PROBLEM STATEMENT - Write out the material exactly, without any of its pictures.

Records contained in a dataset -

————

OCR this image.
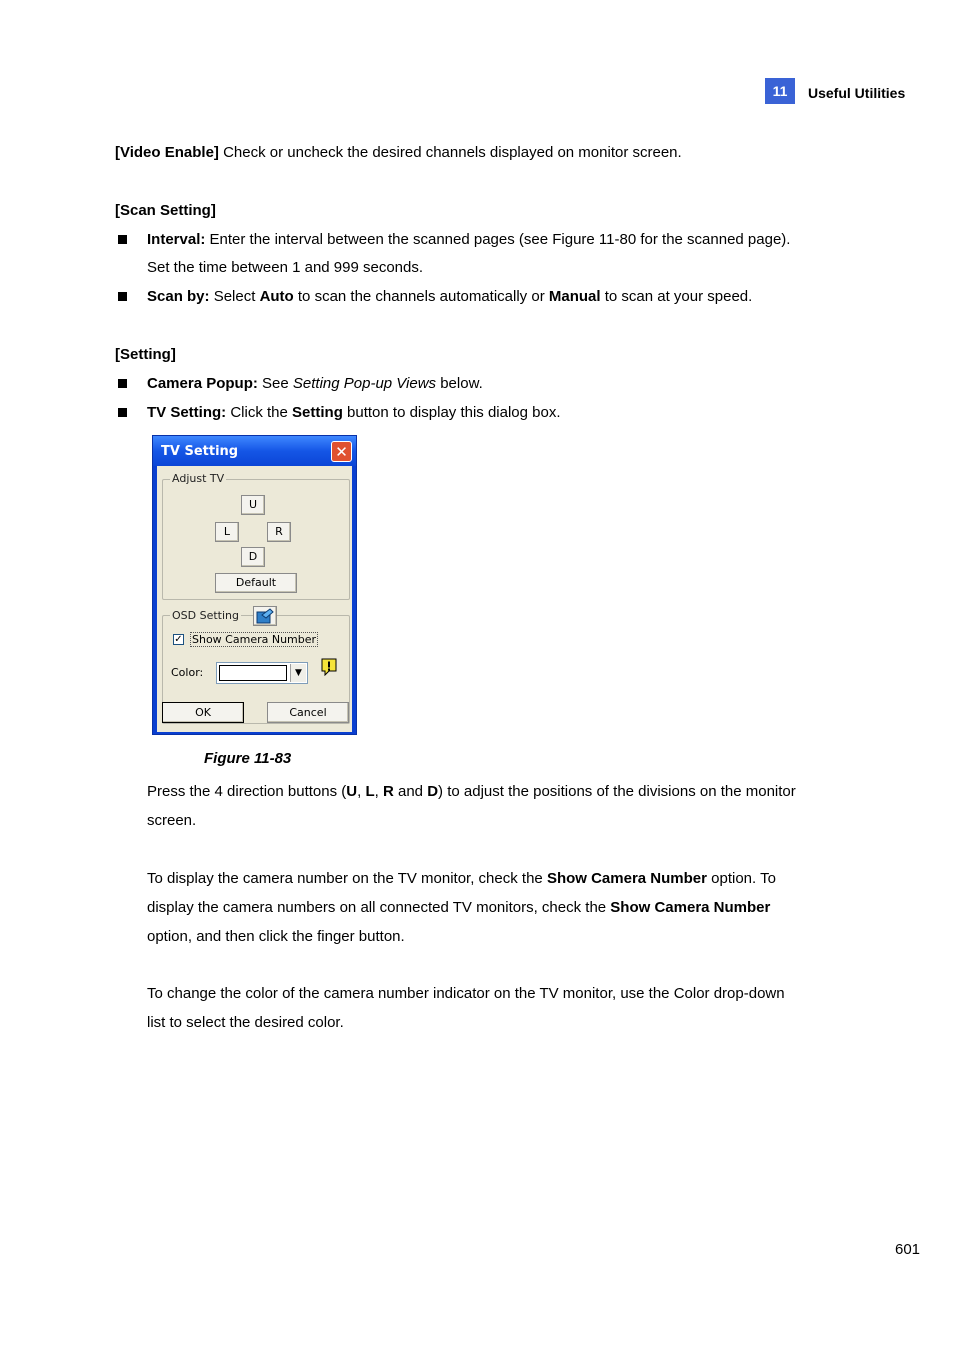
11	Useful Utilities
[Video Enable] Check or uncheck the desired channels displayed on monitor screen.
[Scan Setting]
Interval: Enter the interval between the scanned pages (see Figure 11-80 for the scanned page).
Set the time between 1 and 999 seconds.
Scan by: Select Auto to scan the channels automatically or Manual to scan at your speed.
[Setting]
Camera Popup: See Setting Pop-up Views below.
TV Setting: Click the Setting button to display this dialog box.
TV Setting	✕
Adjust TV
U
L	R
D
Default
OSD Setting
✓ Show Camera Number
Color:	▼
OK	Cancel
Figure 11-83
Press the 4 direction buttons (U, L, R and D) to adjust the positions of the divisions on the monitor
screen.
To display the camera number on the TV monitor, check the Show Camera Number option. To
display the camera numbers on all connected TV monitors, check the Show Camera Number
option, and then click the finger button.
To change the color of the camera number indicator on the TV monitor, use the Color drop-down
list to select the desired color.
601
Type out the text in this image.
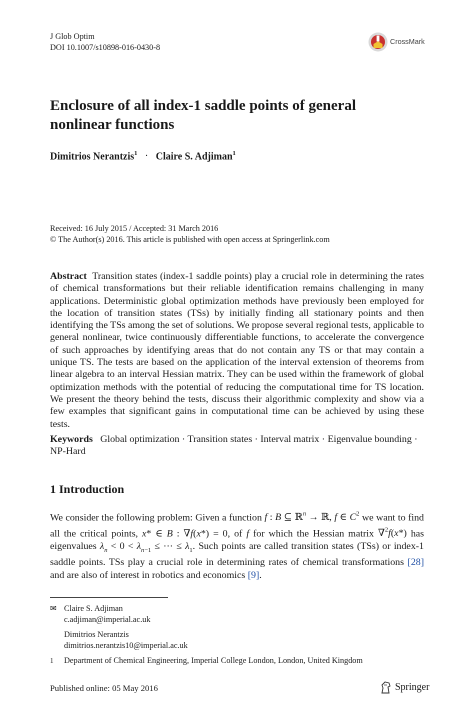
J Glob Optim
DOI 10.1007/s10898-016-0430-8
CrossMark
Enclosure of all index-1 saddle points of general nonlinear functions
Dimitrios Nerantzis$^1$ · Claire S. Adjiman$^1$
Received: 16 July 2015 / Accepted: 31 March 2016
© The Author(s) 2016. This article is published with open access at Springerlink.com
Abstract Transition states (index-1 saddle points) play a crucial role in determining the rates of chemical transformations but their reliable identification remains challenging in many applications. Deterministic global optimization methods have previously been employed for the location of transition states (TSs) by initially finding all stationary points and then identifying the TSs among the set of solutions. We propose several regional tests, applicable to general nonlinear, twice continuously differentiable functions, to accelerate the convergence of such approaches by identifying areas that do not contain any TS or that may contain a unique TS. The tests are based on the application of the interval extension of theorems from linear algebra to an interval Hessian matrix. They can be used within the framework of global optimization methods with the potential of reducing the computational time for TS location. We present the theory behind the tests, discuss their algorithmic complexity and show via a few examples that significant gains in computational time can be achieved by using these tests.
Keywords Global optimization · Transition states · Interval matrix · Eigenvalue bounding · NP-Hard
1 Introduction
We consider the following problem: Given a function f : B ⊆ ℝ$^n$ → ℝ, f ∈ $C^2$ we want to find all the critical points, x* ∈ B : ∇f(x*) = 0, of f for which the Hessian matrix ∇$^2$f(x*) has eigenvalues $\lambda_n < 0 < \lambda_{n-1}$ ≤ ··· ≤ $\lambda_1$. Such points are called transition states (TSs) or index-1 saddle points. TSs play a crucial role in determining rates of chemical transformations [28] and are also of interest in robotics and economics [9].
✉ Claire S. Adjiman
c.adjiman@imperial.ac.uk
Dimitrios Nerantzis
dimitrios.nerantzis10@imperial.ac.uk
1 Department of Chemical Engineering, Imperial College London, London, United Kingdom
Published online: 05 May 2016	Springer
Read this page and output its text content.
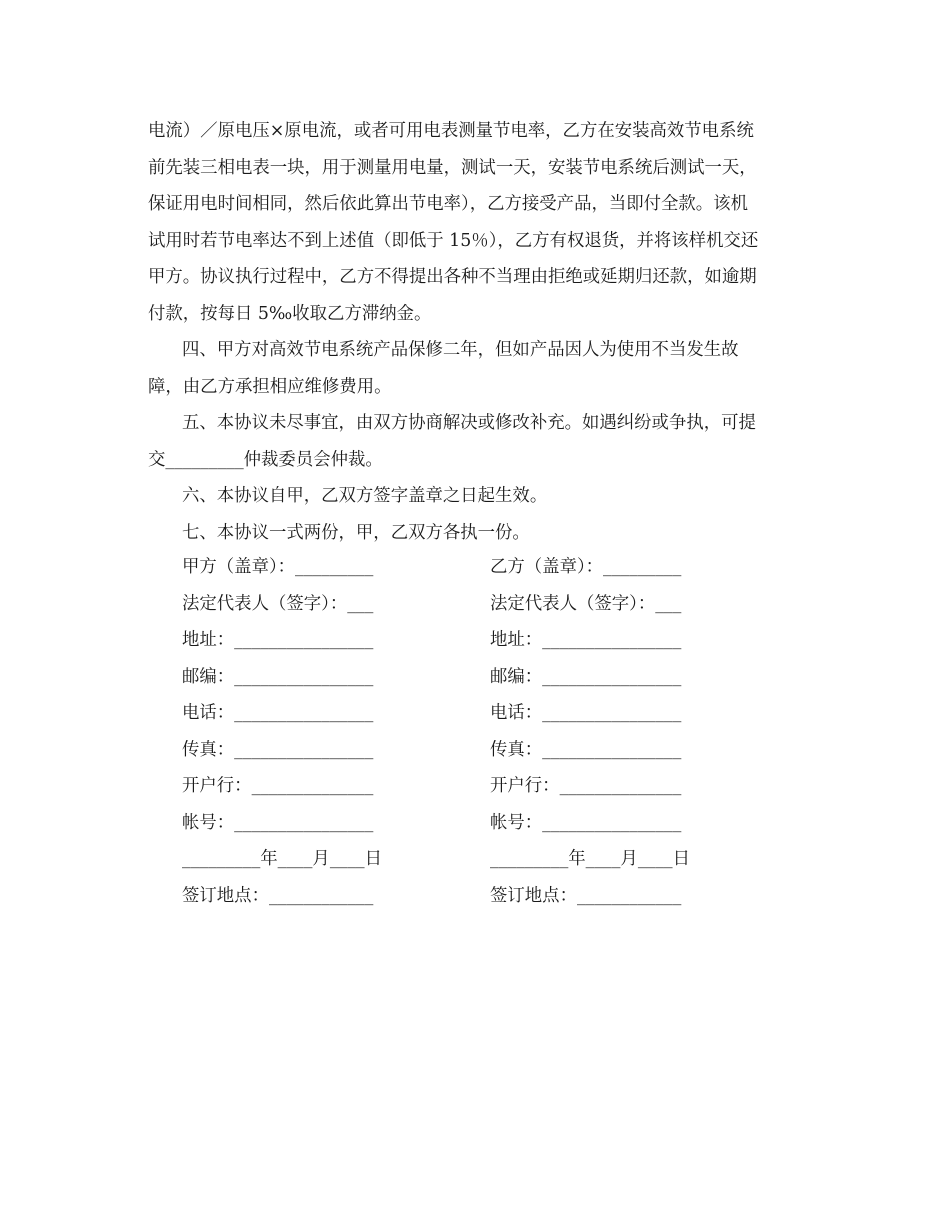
电流）／原电压×原电流，或者可用电表测量节电率，乙方在安装高效节电系统
前先装三相电表一块，用于测量用电量，测试一天，安装节电系统后测试一天，
保证用电时间相同，然后依此算出节电率），乙方接受产品，当即付全款。该机
试用时若节电率达不到上述值（即低于 15％），乙方有权退货，并将该样机交还
甲方。协议执行过程中，乙方不得提出各种不当理由拒绝或延期归还款，如逾期
付款，按每日 5‰收取乙方滞纳金。
四、甲方对高效节电系统产品保修二年，但如产品因人为使用不当发生故
障，由乙方承担相应维修费用。
五、本协议未尽事宜，由双方协商解决或修改补充。如遇纠纷或争执，可提
交_________仲裁委员会仲裁。
六、本协议自甲，乙双方签字盖章之日起生效。
七、本协议一式两份，甲，乙双方各执一份。
甲方（盖章）：_________	乙方（盖章）：_________
法定代表人（签字）：___	法定代表人（签字）：___
地址：________________	地址：________________
邮编：________________	邮编：________________
电话：________________	电话：________________
传真：________________	传真：________________
开户行：______________	开户行：______________
帐号：________________	帐号：________________
_________年____月____日	_________年____月____日
签订地点：____________	签订地点：____________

————

CORRECT RESPONSE -
OCR this image.
11	Useful Utilities
[Video Enable] Check or uncheck the desired channels displayed on monitor screen.
[Scan Setting]
Interval: Enter the interval between the scanned pages (see Figure 11-80 for the scanned page).
Set the time between 1 and 999 seconds.
Scan by: Select Auto to scan the channels automatically or Manual to scan at your speed.
[Setting]
Camera Popup: See Setting Pop-up Views below.
TV Setting: Click the Setting button to display this dialog box.
TV Setting	✕
Adjust TV
U
L	R
D
Default
OSD Setting
✓ Show Camera Number
Color:	▼
OK	Cancel
Figure 11-83
Press the 4 direction buttons (U, L, R and D) to adjust the positions of the divisions on the monitor
screen.
To display the camera number on the TV monitor, check the Show Camera Number option. To
display the camera numbers on all connected TV monitors, check the Show Camera Number
option, and then click the finger button.
To change the color of the camera number indicator on the TV monitor, use the Color drop-down
list to select the desired color.
601
Type out the text in this image.
J Glob Optim
DOI 10.1007/s10898-016-0430-8
CrossMark
Enclosure of all index-1 saddle points of general nonlinear functions
Dimitrios Nerantzis$^1$ · Claire S. Adjiman$^1$
Received: 16 July 2015 / Accepted: 31 March 2016
© The Author(s) 2016. This article is published with open access at Springerlink.com
Abstract Transition states (index-1 saddle points) play a crucial role in determining the rates of chemical transformations but their reliable identification remains challenging in many applications. Deterministic global optimization methods have previously been employed for the location of transition states (TSs) by initially finding all stationary points and then identifying the TSs among the set of solutions. We propose several regional tests, applicable to general nonlinear, twice continuously differentiable functions, to accelerate the convergence of such approaches by identifying areas that do not contain any TS or that may contain a unique TS. The tests are based on the application of the interval extension of theorems from linear algebra to an interval Hessian matrix. They can be used within the framework of global optimization methods with the potential of reducing the computational time for TS location. We present the theory behind the tests, discuss their algorithmic complexity and show via a few examples that significant gains in computational time can be achieved by using these tests.
Keywords Global optimization · Transition states · Interval matrix · Eigenvalue bounding · NP-Hard
1 Introduction
We consider the following problem: Given a function f : B ⊆ ℝ$^n$ → ℝ, f ∈ $C^2$ we want to find all the critical points, x* ∈ B : ∇f(x*) = 0, of f for which the Hessian matrix ∇$^2$f(x*) has eigenvalues $\lambda_n < 0 < \lambda_{n-1}$ ≤ ··· ≤ $\lambda_1$. Such points are called transition states (TSs) or index-1 saddle points. TSs play a crucial role in determining rates of chemical transformations [28] and are also of interest in robotics and economics [9].
✉ Claire S. Adjiman
c.adjiman@imperial.ac.uk
Dimitrios Nerantzis
dimitrios.nerantzis10@imperial.ac.uk
1 Department of Chemical Engineering, Imperial College London, London, United Kingdom
Published online: 05 May 2016	Springer
Read this page and output its text content.
电流）／原电压×原电流，或者可用电表测量节电率，乙方在安装高效节电系统
前先装三相电表一块，用于测量用电量，测试一天，安装节电系统后测试一天，
保证用电时间相同，然后依此算出节电率），乙方接受产品，当即付全款。该机
试用时若节电率达不到上述值（即低于 15％），乙方有权退货，并将该样机交还
甲方。协议执行过程中，乙方不得提出各种不当理由拒绝或延期归还款，如逾期
付款，按每日 5‰收取乙方滞纳金。
四、甲方对高效节电系统产品保修二年，但如产品因人为使用不当发生故
障，由乙方承担相应维修费用。
五、本协议未尽事宜，由双方协商解决或修改补充。如遇纠纷或争执，可提
交_________仲裁委员会仲裁。
六、本协议自甲，乙双方签字盖章之日起生效。
七、本协议一式两份，甲，乙双方各执一份。
甲方（盖章）：_________	乙方（盖章）：_________
法定代表人（签字）：___	法定代表人（签字）：___
地址：________________	地址：________________
邮编：________________	邮编：________________
电话：________________	电话：________________
传真：________________	传真：________________
开户行：______________	开户行：______________
帐号：________________	帐号：________________
_________年____月____日	_________年____月____日
签订地点：____________	签订地点：____________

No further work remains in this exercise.